Retype every line of the records below with no changes.

Dataset items
....

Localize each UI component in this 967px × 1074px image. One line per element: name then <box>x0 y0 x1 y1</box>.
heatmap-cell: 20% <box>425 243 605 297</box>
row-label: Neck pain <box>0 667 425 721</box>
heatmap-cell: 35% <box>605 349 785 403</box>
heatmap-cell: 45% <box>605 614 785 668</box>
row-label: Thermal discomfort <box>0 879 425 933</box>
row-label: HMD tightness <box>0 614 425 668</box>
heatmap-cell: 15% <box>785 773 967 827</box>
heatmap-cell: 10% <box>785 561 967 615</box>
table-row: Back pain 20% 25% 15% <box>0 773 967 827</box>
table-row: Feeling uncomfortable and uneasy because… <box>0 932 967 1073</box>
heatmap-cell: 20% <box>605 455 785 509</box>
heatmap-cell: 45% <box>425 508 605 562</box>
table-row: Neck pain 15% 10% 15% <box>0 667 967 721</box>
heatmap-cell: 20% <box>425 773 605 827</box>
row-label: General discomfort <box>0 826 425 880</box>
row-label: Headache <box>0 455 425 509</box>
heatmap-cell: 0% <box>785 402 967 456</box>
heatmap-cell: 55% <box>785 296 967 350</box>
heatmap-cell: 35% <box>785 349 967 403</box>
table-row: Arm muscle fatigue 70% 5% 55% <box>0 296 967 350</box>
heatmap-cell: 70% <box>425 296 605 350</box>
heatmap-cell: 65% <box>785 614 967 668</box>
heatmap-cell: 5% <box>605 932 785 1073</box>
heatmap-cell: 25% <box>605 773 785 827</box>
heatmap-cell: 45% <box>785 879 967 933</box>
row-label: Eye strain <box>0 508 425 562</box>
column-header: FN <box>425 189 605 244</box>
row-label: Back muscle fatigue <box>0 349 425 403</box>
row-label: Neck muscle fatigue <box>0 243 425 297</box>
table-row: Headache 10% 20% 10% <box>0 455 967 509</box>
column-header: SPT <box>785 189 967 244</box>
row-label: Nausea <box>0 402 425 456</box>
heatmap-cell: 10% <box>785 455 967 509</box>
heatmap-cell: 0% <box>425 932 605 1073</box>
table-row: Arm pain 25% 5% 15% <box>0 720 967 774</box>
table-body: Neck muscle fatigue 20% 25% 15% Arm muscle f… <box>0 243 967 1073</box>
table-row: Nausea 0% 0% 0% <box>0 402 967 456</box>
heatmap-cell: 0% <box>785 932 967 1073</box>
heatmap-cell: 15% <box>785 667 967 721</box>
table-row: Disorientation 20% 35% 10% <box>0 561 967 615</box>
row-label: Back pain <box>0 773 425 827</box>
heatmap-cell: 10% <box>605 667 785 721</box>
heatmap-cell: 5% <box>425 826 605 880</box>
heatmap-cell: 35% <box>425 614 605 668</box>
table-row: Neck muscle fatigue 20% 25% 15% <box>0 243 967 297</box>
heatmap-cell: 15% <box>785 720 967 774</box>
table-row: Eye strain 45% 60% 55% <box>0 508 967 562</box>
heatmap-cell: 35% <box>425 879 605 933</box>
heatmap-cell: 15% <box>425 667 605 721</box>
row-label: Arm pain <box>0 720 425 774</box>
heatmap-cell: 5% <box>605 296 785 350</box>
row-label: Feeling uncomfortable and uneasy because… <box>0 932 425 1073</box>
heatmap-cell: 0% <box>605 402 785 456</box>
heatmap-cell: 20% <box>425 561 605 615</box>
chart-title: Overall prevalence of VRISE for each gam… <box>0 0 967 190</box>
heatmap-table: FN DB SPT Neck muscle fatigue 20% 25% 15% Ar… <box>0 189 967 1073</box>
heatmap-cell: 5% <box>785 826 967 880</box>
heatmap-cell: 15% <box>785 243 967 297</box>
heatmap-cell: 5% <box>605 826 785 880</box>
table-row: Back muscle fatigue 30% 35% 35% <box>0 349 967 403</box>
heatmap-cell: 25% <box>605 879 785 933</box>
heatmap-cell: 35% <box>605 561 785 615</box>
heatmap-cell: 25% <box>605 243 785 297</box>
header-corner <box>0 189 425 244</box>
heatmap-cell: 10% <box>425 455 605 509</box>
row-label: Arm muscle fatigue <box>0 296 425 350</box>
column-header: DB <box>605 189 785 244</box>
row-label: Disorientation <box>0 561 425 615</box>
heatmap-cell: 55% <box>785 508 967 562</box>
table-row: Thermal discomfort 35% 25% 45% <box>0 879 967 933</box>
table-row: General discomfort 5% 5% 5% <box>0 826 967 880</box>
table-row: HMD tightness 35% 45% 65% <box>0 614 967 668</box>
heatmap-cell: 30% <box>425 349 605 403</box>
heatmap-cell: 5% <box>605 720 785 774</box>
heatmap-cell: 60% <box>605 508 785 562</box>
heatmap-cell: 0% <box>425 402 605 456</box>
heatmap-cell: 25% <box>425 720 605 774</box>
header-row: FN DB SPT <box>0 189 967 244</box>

....

* **TASK SOLUTION**
Localize each UI component in this 967px × 1074px image. One line per element: name then <box>x0 y0 x1 y1</box>.
heatmap-cell: 20% <box>425 243 605 297</box>
row-label: Neck pain <box>0 667 425 721</box>
heatmap-cell: 35% <box>605 349 785 403</box>
heatmap-cell: 45% <box>605 614 785 668</box>
row-label: Thermal discomfort <box>0 879 425 933</box>
row-label: HMD tightness <box>0 614 425 668</box>
heatmap-cell: 15% <box>785 773 967 827</box>
heatmap-cell: 10% <box>785 561 967 615</box>
table-row: Back pain 20% 25% 15% <box>0 773 967 827</box>
table-row: Feeling uncomfortable and uneasy because… <box>0 932 967 1073</box>
heatmap-cell: 20% <box>605 455 785 509</box>
heatmap-cell: 45% <box>425 508 605 562</box>
table-row: Neck pain 15% 10% 15% <box>0 667 967 721</box>
heatmap-cell: 20% <box>425 773 605 827</box>
row-label: General discomfort <box>0 826 425 880</box>
row-label: Headache <box>0 455 425 509</box>
heatmap-cell: 0% <box>785 402 967 456</box>
heatmap-cell: 55% <box>785 296 967 350</box>
heatmap-cell: 35% <box>785 349 967 403</box>
table-row: Arm muscle fatigue 70% 5% 55% <box>0 296 967 350</box>
heatmap-cell: 70% <box>425 296 605 350</box>
heatmap-cell: 65% <box>785 614 967 668</box>
heatmap-cell: 5% <box>605 932 785 1073</box>
heatmap-cell: 25% <box>605 773 785 827</box>
heatmap-cell: 45% <box>785 879 967 933</box>
row-label: Eye strain <box>0 508 425 562</box>
column-header: FN <box>425 189 605 244</box>
row-label: Back muscle fatigue <box>0 349 425 403</box>
row-label: Neck muscle fatigue <box>0 243 425 297</box>
table-row: Headache 10% 20% 10% <box>0 455 967 509</box>
column-header: SPT <box>785 189 967 244</box>
row-label: Nausea <box>0 402 425 456</box>
heatmap-cell: 10% <box>785 455 967 509</box>
heatmap-cell: 0% <box>425 932 605 1073</box>
table-row: Arm pain 25% 5% 15% <box>0 720 967 774</box>
table-body: Neck muscle fatigue 20% 25% 15% Arm muscle f… <box>0 243 967 1073</box>
table-row: Nausea 0% 0% 0% <box>0 402 967 456</box>
heatmap-cell: 0% <box>785 932 967 1073</box>
heatmap-cell: 15% <box>785 667 967 721</box>
table-row: Disorientation 20% 35% 10% <box>0 561 967 615</box>
row-label: Back pain <box>0 773 425 827</box>
heatmap-cell: 10% <box>605 667 785 721</box>
heatmap-cell: 5% <box>425 826 605 880</box>
heatmap-cell: 35% <box>425 614 605 668</box>
table-row: Neck muscle fatigue 20% 25% 15% <box>0 243 967 297</box>
heatmap-cell: 15% <box>785 720 967 774</box>
table-row: Eye strain 45% 60% 55% <box>0 508 967 562</box>
heatmap-cell: 35% <box>425 879 605 933</box>
heatmap-cell: 15% <box>425 667 605 721</box>
row-label: Arm pain <box>0 720 425 774</box>
heatmap-cell: 5% <box>605 296 785 350</box>
row-label: Feeling uncomfortable and uneasy because… <box>0 932 425 1073</box>
heatmap-cell: 0% <box>605 402 785 456</box>
heatmap-cell: 20% <box>425 561 605 615</box>
chart-title: Overall prevalence of VRISE for each gam… <box>0 0 967 190</box>
heatmap-table: FN DB SPT Neck muscle fatigue 20% 25% 15% Ar… <box>0 189 967 1073</box>
heatmap-cell: 5% <box>785 826 967 880</box>
heatmap-cell: 15% <box>785 243 967 297</box>
heatmap-cell: 5% <box>605 826 785 880</box>
table-row: Back muscle fatigue 30% 35% 35% <box>0 349 967 403</box>
heatmap-cell: 25% <box>605 879 785 933</box>
heatmap-cell: 35% <box>605 561 785 615</box>
heatmap-cell: 25% <box>605 243 785 297</box>
header-corner <box>0 189 425 244</box>
heatmap-cell: 10% <box>425 455 605 509</box>
row-label: Arm muscle fatigue <box>0 296 425 350</box>
column-header: DB <box>605 189 785 244</box>
row-label: Disorientation <box>0 561 425 615</box>
heatmap-cell: 55% <box>785 508 967 562</box>
table-row: Thermal discomfort 35% 25% 45% <box>0 879 967 933</box>
table-row: General discomfort 5% 5% 5% <box>0 826 967 880</box>
table-row: HMD tightness 35% 45% 65% <box>0 614 967 668</box>
heatmap-cell: 30% <box>425 349 605 403</box>
heatmap-cell: 5% <box>605 720 785 774</box>
heatmap-cell: 60% <box>605 508 785 562</box>
heatmap-cell: 0% <box>425 402 605 456</box>
heatmap-cell: 25% <box>425 720 605 774</box>
header-row: FN DB SPT <box>0 189 967 244</box>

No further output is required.